STATED PROBLEM:
Single out the lines that include the word "icon". Copy them.

(Data records)
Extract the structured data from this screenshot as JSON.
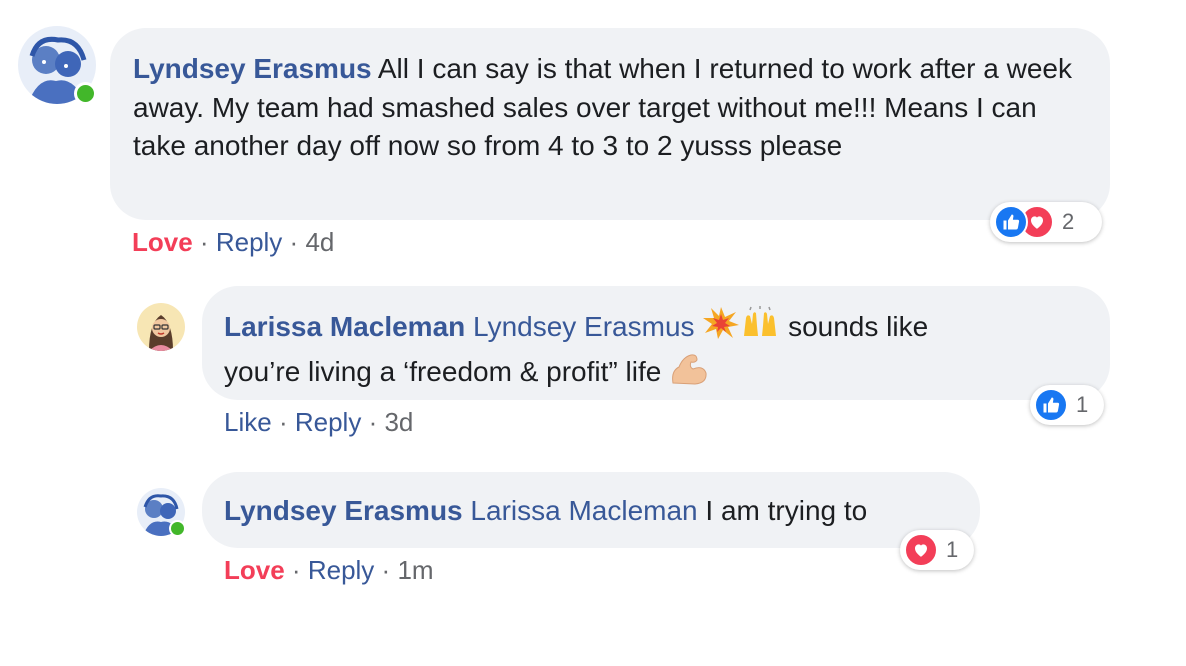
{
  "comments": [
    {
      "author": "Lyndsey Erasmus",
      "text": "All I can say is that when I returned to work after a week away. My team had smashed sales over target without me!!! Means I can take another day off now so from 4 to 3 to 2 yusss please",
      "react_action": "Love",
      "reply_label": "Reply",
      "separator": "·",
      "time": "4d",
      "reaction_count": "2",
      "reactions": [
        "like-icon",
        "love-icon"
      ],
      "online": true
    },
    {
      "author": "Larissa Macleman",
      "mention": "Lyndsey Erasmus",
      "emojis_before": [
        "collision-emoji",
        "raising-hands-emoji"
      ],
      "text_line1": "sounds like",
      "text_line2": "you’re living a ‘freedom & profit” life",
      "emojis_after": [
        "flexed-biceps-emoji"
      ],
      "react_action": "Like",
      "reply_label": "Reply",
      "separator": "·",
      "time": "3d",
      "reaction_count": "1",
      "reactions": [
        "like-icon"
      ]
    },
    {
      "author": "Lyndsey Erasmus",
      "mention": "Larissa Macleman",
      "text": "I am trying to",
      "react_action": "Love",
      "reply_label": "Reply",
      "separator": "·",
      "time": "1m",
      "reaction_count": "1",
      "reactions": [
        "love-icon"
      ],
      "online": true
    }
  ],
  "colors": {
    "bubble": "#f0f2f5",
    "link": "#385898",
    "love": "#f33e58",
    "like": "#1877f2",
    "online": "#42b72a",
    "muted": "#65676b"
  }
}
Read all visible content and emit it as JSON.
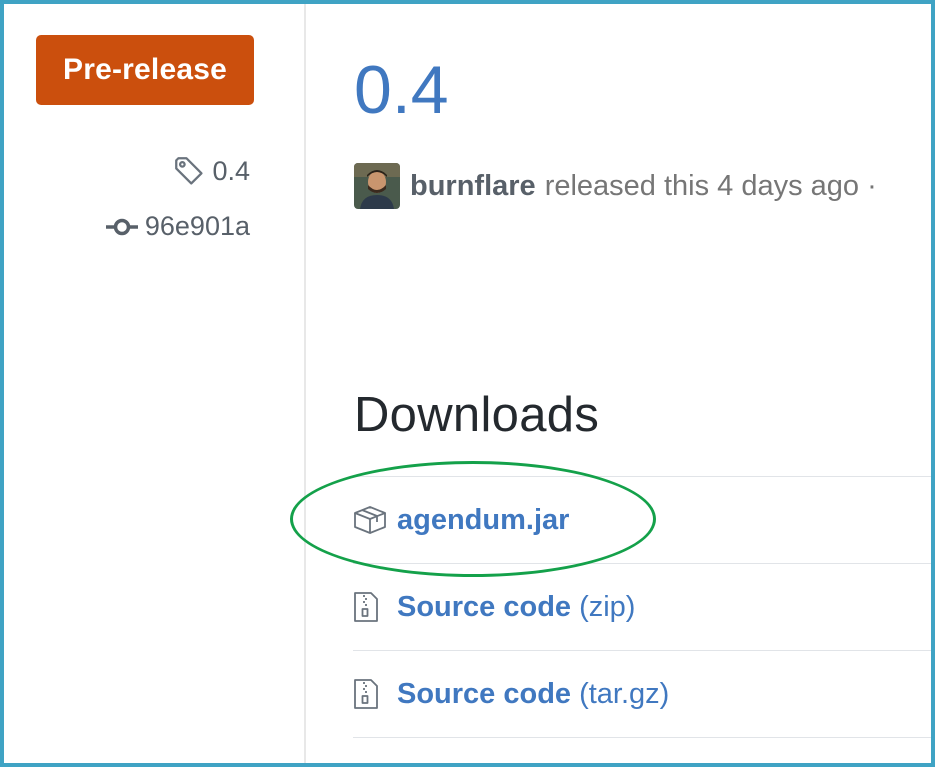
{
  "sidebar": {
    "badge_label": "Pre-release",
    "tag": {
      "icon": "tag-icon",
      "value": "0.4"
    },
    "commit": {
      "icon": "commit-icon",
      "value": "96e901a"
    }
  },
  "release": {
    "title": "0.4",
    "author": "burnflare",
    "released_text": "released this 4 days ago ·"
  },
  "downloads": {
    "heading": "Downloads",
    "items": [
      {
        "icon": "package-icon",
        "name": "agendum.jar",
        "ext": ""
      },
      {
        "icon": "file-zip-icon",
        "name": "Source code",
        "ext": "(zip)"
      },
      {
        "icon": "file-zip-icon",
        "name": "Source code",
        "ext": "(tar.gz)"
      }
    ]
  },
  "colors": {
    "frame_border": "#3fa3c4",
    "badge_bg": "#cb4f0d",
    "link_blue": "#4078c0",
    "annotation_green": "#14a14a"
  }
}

TASK SOLUTION:
        "like-icon",
        "love-icon"
        "like-icon"
        "love-icon"
      "icon": "tag-icon",
      "icon": "commit-icon",
        "icon": "package-icon",
        "icon": "file-zip-icon",
        "icon": "file-zip-icon",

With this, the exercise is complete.